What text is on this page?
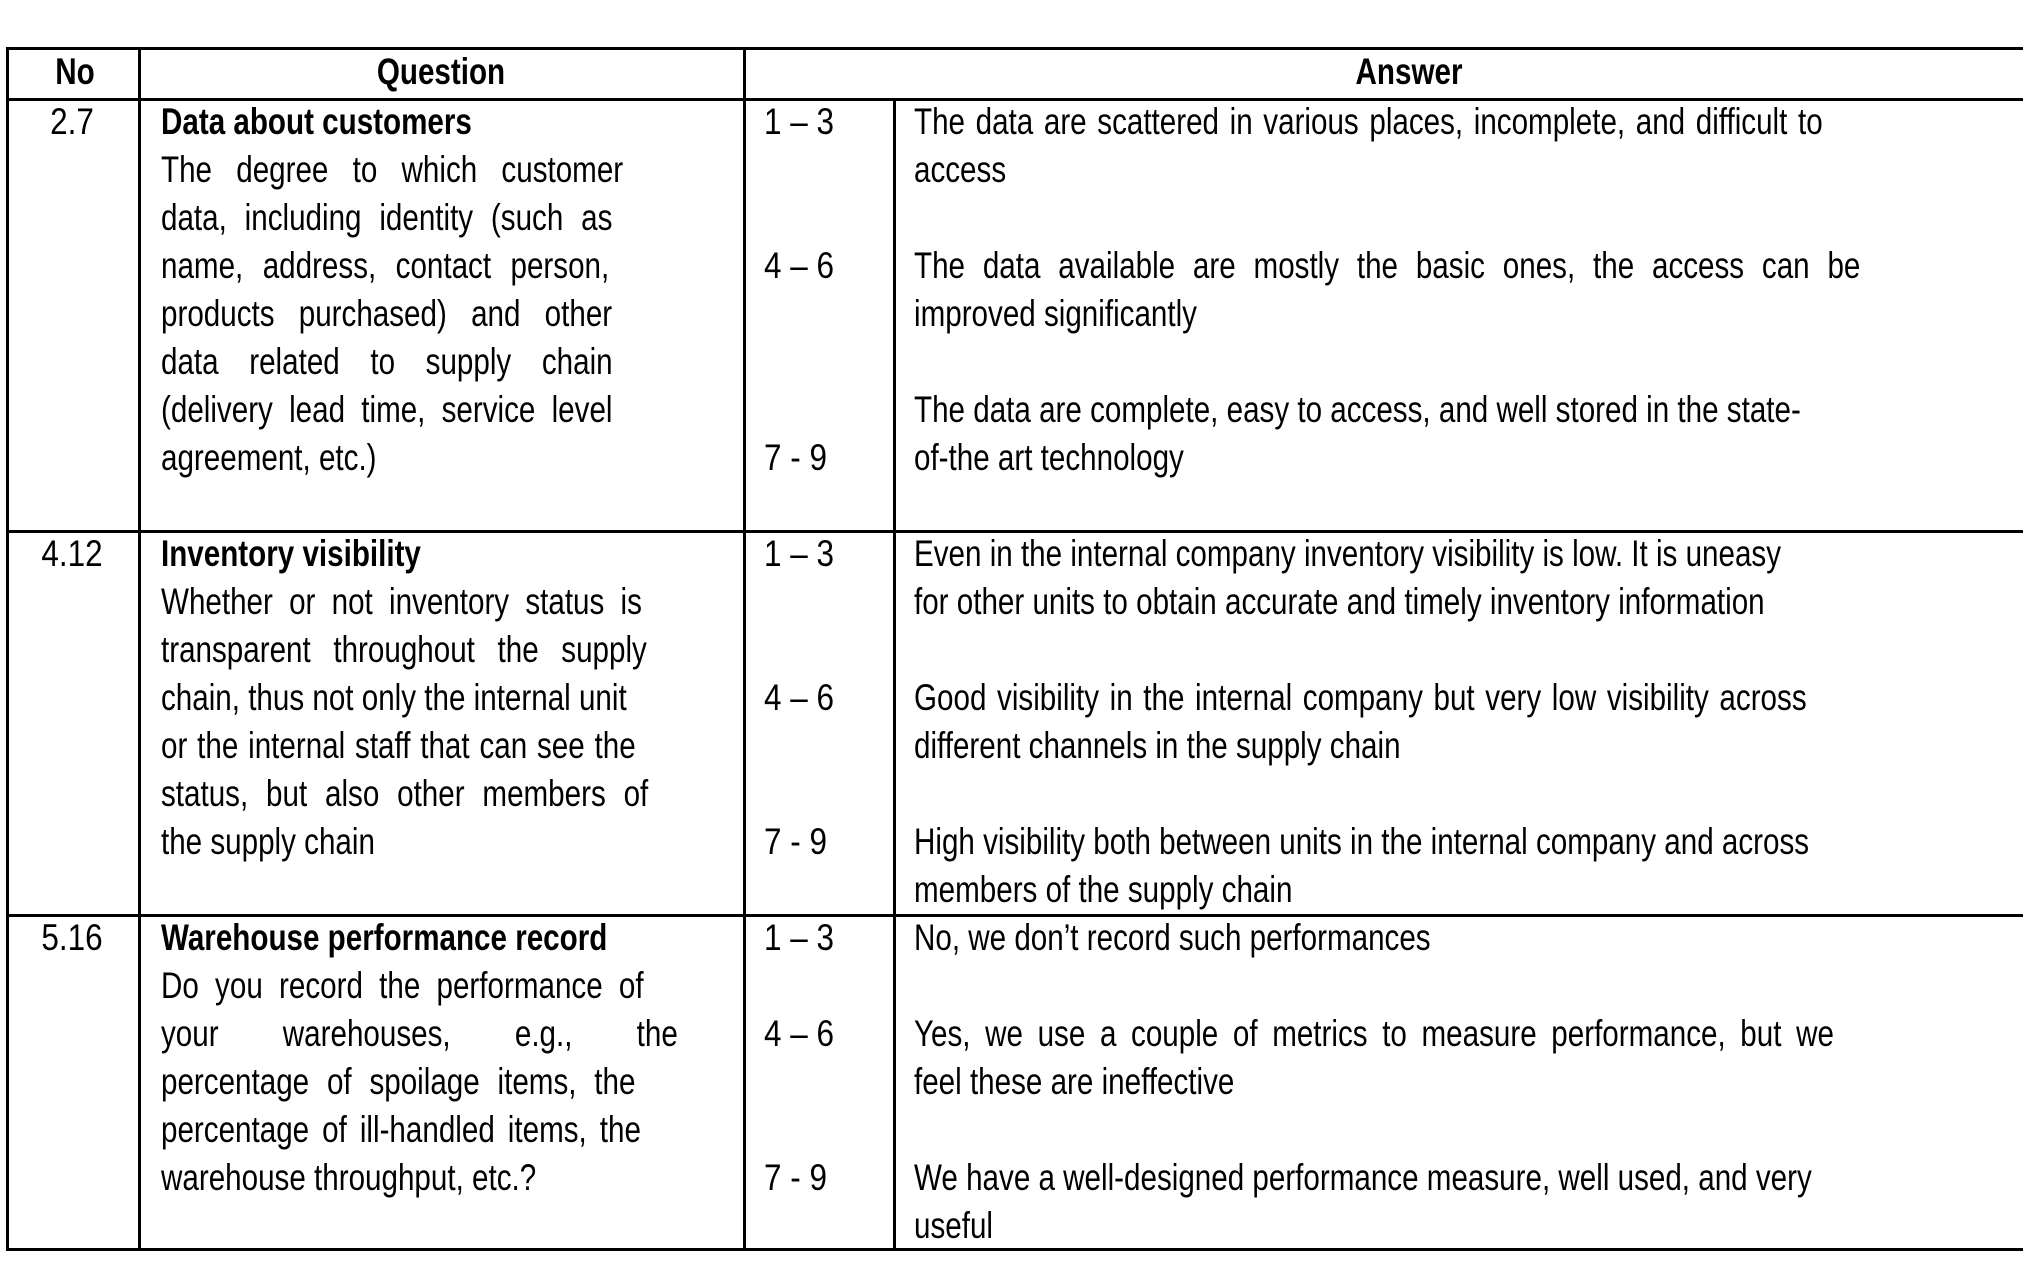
No	Question	Answer
2.7 Data about customers
The degree to which customer
data, including identity (such as
name, address, contact person,
products purchased) and other
data related to supply chain
(delivery lead time, service level
agreement, etc.)
1 – 3
4 – 6
7 - 9
The data are scattered in various places, incomplete, and difficult to
access
The data available are mostly the basic ones, the access can be
improved significantly
The data are complete, easy to access, and well stored in the state-
of-the art technology
4.12 Inventory visibility
Whether or not inventory status is
transparent throughout the supply
chain, thus not only the internal unit
or the internal staff that can see the
status, but also other members of
the supply chain
1 – 3
4 – 6
7 - 9
Even in the internal company inventory visibility is low. It is uneasy
for other units to obtain accurate and timely inventory information
Good visibility in the internal company but very low visibility across
different channels in the supply chain
High visibility both between units in the internal company and across
members of the supply chain
5.16 Warehouse performance record
Do you record the performance of
your warehouses, e.g., the
percentage of spoilage items, the
percentage of ill-handled items, the
warehouse throughput, etc.?
1 – 3
4 – 6
7 - 9
No, we don’t record such performances
Yes, we use a couple of metrics to measure performance, but we
feel these are ineffective
We have a well-designed performance measure, well used, and very
useful
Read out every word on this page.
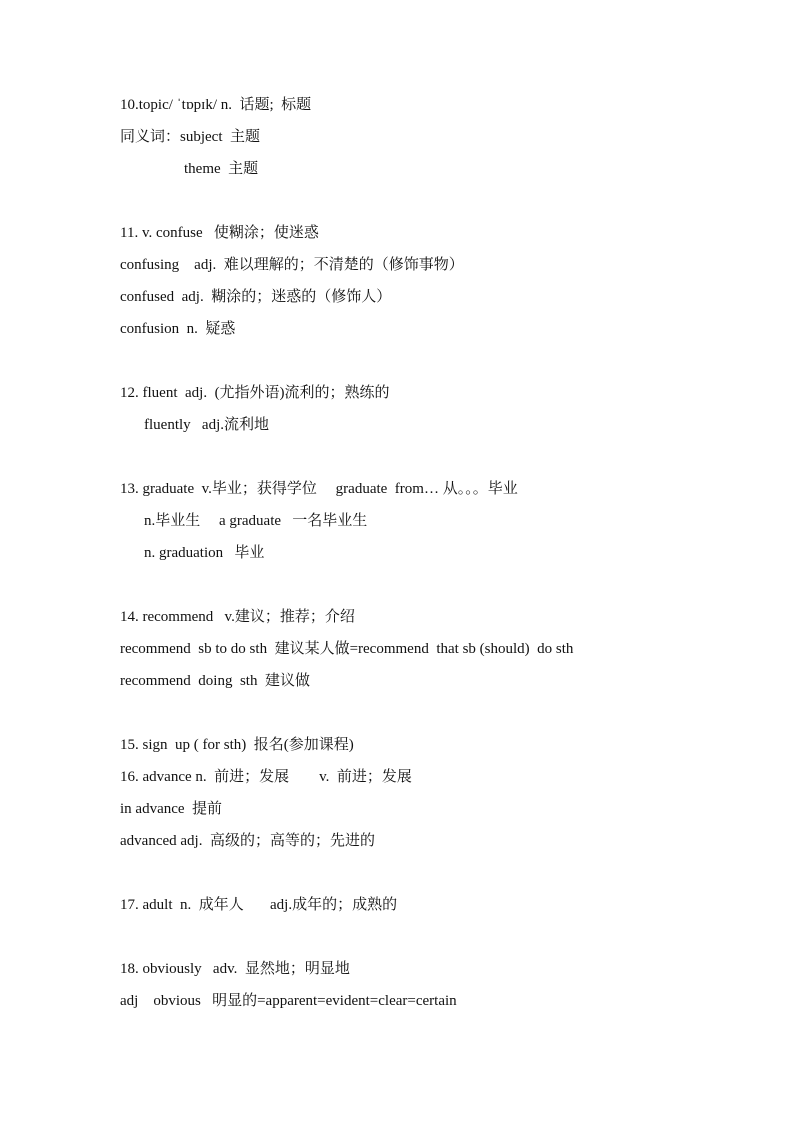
10.topic/ ˈtɒpɪk/ n.  话题;  标题
同义词：subject  主题
theme  主题
11. v. confuse   使糊涂；使迷惑
confusing    adj.  难以理解的；不清楚的（修饰事物）
confused  adj.  糊涂的；迷惑的（修饰人）
confusion  n.  疑惑
12. fluent  adj.  (尤指外语)流利的；熟练的
fluently   adj.流利地
13. graduate  v.毕业；获得学位     graduate  from… 从。。。毕业
n.毕业生     a graduate   一名毕业生
n. graduation   毕业
14. recommend   v.建议；推荐；介绍
recommend  sb to do sth  建议某人做=recommend  that sb (should)  do sth
recommend  doing  sth  建议做
15. sign  up ( for sth)  报名(参加课程)
16. advance n.  前进；发展        v.  前进；发展
in advance  提前
advanced adj.  高级的；高等的；先进的
17. adult  n.  成年人       adj.成年的；成熟的
18. obviously   adv.  显然地；明显地
adj    obvious   明显的=apparent=evident=clear=certain
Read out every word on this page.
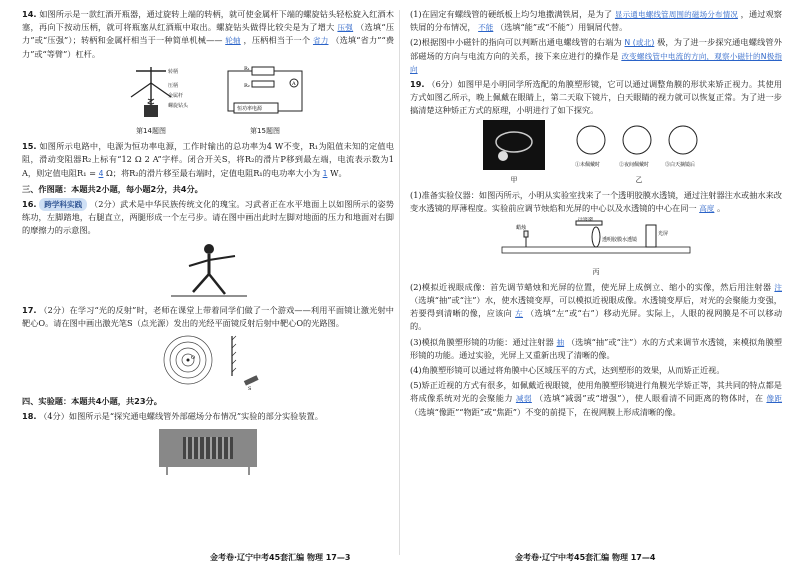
14. 如图所示是一款红酒开瓶器，通过旋转上端的转柄，就可使金属杆下端的螺旋钻头轻松旋入红酒木塞，再向下按动压柄，就可将瓶塞从红酒瓶中取出。螺旋钻头做得比较尖是为了增大 压强 （选填“压力”或“压强”）；转柄和金属杆相当于一种简单机械—— 轮轴 ，压柄相当于一个 省力 （选填“省力”“费力”或“等臂”）杠杆。

转柄
压柄
金属杆
螺旋钻头
第14题图
R₁
R₂	A
恒功率电源
第15题图

15. 如图所示电路中，电源为恒功率电源，工作时输出的总功率为4 W不变，R₁为阻值未知的定值电阻，滑动变阻器R₂上标有“12 Ω 2 A”字样。闭合开关S，将R₂的滑片P移到最左端，电流表示数为1 A，则定值电阻R₁ = 4 Ω；将R₂的滑片移至最右端时，定值电阻R₁的电功率大小为 1 W。

三、作图题：本题共2小题，每小题2分，共4分。

16. 跨学科实践 （2分）武术是中华民族传统文化的瑰宝。习武者正在水平地面上以如图所示的姿势练功，左脚踏地，右腿直立，两腿形成一个左弓步。请在图中画出此时左脚对地面的压力和地面对右脚的摩擦力的示意图。

17. （2分）在学习“光的反射”时，老师在课堂上带着同学们做了一个游戏——利用平面镜让激光射中靶心O。请在图中画出激光笔S（点光源）发出的光经平面镜反射后射中靶心O的光路图。

O
S
四、实验题：本题共4小题，共23分。

18. （4分）如图所示是“探究通电螺线管外部磁场分布情况”实验的部分实验装置。

(1)在固定有螺线管的硬纸板上均匀地撒满铁屑，是为了 显示通电螺线管周围的磁场分布情况 ，通过观察铁屑的分布情况， 不能 （选填“能”或“不能”）用铜屑代替。

(2)根据图中小磁针的指向可以判断出通电螺线管的右端为 N (或北) 极，为了进一步探究通电螺线管外部磁场的方向与电流方向的关系，接下来应进行的操作是 改变螺线管中电流的方向，观察小磁针的N极指向

19. （6分）如图甲是小明同学所选配的角膜塑形镜，它可以通过调整角膜的形状来矫正视力。其使用方式如图乙所示，晚上佩戴在眼睛上，第二天取下镜片，白天眼睛的视力就可以恢复正常。为了进一步搞清楚这种矫正方式的原理，小明进行了如下探究。

甲
①未佩戴时	②夜间佩戴时	③白天摘镜后
乙

(1)准备实验仪器：如图丙所示，小明从实验室找来了一个透明胶膜水透镜，通过注射器注水或抽水来改变水透镜的厚薄程度。实验前应调节烛焰和光屏的中心以及水透镜的中心在同一 高度 。

注射器
蜡烛
透明胶膜水透镜
光屏
丙

(2)模拟近视眼成像：首先调节蜡烛和光屏的位置，使光屏上成倒立、缩小的实像，然后用注射器 注 （选填“抽”或“注”）水，使水透镜变厚，可以模拟近视眼成像。水透镜变厚后，对光的会聚能力变强，若要得到清晰的像，应该向 左 （选填“左”或“右”）移动光屏。实际上，人眼的视网膜是不可以移动的。

(3)模拟角膜塑形镜的功能：通过注射器 抽 （选填“抽”或“注”）水的方式来调节水透镜，来模拟角膜塑形镜的功能。通过实验，光屏上又重新出现了清晰的像。

(4)角膜塑形镜可以通过将角膜中心区域压平的方式，达到塑形的效果，从而矫正近视。

(5)矫正近视的方式有很多，如佩戴近视眼镜，使用角膜塑形镜进行角膜光学矫正等，其共同的特点都是将成像系统对光的会聚能力 减弱 （选填“减弱”或“增强”），使人眼看清不同距离的物体时，在 像距 （选填“像距”“物距”或“焦距”）不变的前提下，在视网膜上形成清晰的像。

金考卷·辽宁中考45套汇编 物理 17—3	金考卷·辽宁中考45套汇编 物理 17—4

▶ _Description of the task_
Where a line above contains the word "chain", copy that line.

▶ _Exercise answer_
data related to supply chain
chain, thus not only the internal unit
the supply chain
different channels in the supply chain
members of the supply chain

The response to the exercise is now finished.